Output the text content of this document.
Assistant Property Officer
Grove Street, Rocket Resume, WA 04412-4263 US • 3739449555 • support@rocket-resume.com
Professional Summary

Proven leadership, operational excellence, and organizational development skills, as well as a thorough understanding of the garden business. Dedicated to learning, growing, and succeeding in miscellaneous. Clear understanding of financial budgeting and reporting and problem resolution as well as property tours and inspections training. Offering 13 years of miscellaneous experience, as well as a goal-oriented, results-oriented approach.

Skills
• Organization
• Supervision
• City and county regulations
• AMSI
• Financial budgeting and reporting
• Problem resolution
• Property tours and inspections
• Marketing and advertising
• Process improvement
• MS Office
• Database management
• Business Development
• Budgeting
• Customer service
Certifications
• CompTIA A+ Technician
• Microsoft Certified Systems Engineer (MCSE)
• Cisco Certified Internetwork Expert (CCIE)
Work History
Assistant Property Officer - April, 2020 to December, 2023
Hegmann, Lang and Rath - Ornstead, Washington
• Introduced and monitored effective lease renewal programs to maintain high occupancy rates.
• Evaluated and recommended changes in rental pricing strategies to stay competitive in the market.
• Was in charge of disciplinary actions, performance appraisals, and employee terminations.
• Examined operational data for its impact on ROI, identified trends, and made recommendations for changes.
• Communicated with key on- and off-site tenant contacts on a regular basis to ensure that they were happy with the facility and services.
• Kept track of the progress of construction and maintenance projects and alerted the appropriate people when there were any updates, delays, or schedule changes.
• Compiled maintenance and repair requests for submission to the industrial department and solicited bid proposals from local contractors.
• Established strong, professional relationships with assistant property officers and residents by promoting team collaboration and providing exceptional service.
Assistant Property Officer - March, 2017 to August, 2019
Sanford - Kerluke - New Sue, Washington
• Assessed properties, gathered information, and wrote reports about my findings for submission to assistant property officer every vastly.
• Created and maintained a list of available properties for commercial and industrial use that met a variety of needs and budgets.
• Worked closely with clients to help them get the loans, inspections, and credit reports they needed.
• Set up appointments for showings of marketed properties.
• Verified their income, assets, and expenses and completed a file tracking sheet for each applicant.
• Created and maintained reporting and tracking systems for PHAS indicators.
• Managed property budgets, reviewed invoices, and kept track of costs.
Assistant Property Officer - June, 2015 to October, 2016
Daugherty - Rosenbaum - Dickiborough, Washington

++++

▸ **Exercise requirements**
Reproduce every record above exactly as it appears.

▸ **Exercise output**
Output the text content of this document.
Assistant Property Officer
Grove Street, Rocket Resume, WA 04412-4263 US • 3739449555 • support@rocket-resume.com
Professional Summary

Proven leadership, operational excellence, and organizational development skills, as well as a thorough understanding of the garden business. Dedicated to learning, growing, and succeeding in miscellaneous. Clear understanding of financial budgeting and reporting and problem resolution as well as property tours and inspections training. Offering 13 years of miscellaneous experience, as well as a goal-oriented, results-oriented approach.

Skills
• Organization
• Supervision
• City and county regulations
• AMSI
• Financial budgeting and reporting
• Problem resolution
• Property tours and inspections
• Marketing and advertising
• Process improvement
• MS Office
• Database management
• Business Development
• Budgeting
• Customer service
Certifications
• CompTIA A+ Technician
• Microsoft Certified Systems Engineer (MCSE)
• Cisco Certified Internetwork Expert (CCIE)
Work History
Assistant Property Officer - April, 2020 to December, 2023
Hegmann, Lang and Rath - Ornstead, Washington
• Introduced and monitored effective lease renewal programs to maintain high occupancy rates.
• Evaluated and recommended changes in rental pricing strategies to stay competitive in the market.
• Was in charge of disciplinary actions, performance appraisals, and employee terminations.
• Examined operational data for its impact on ROI, identified trends, and made recommendations for changes.
• Communicated with key on- and off-site tenant contacts on a regular basis to ensure that they were happy with the facility and services.
• Kept track of the progress of construction and maintenance projects and alerted the appropriate people when there were any updates, delays, or schedule changes.
• Compiled maintenance and repair requests for submission to the industrial department and solicited bid proposals from local contractors.
• Established strong, professional relationships with assistant property officers and residents by promoting team collaboration and providing exceptional service.
Assistant Property Officer - March, 2017 to August, 2019
Sanford - Kerluke - New Sue, Washington
• Assessed properties, gathered information, and wrote reports about my findings for submission to assistant property officer every vastly.
• Created and maintained a list of available properties for commercial and industrial use that met a variety of needs and budgets.
• Worked closely with clients to help them get the loans, inspections, and credit reports they needed.
• Set up appointments for showings of marketed properties.
• Verified their income, assets, and expenses and completed a file tracking sheet for each applicant.
• Created and maintained reporting and tracking systems for PHAS indicators.
• Managed property budgets, reviewed invoices, and kept track of costs.
Assistant Property Officer - June, 2015 to October, 2016
Daugherty - Rosenbaum - Dickiborough, Washington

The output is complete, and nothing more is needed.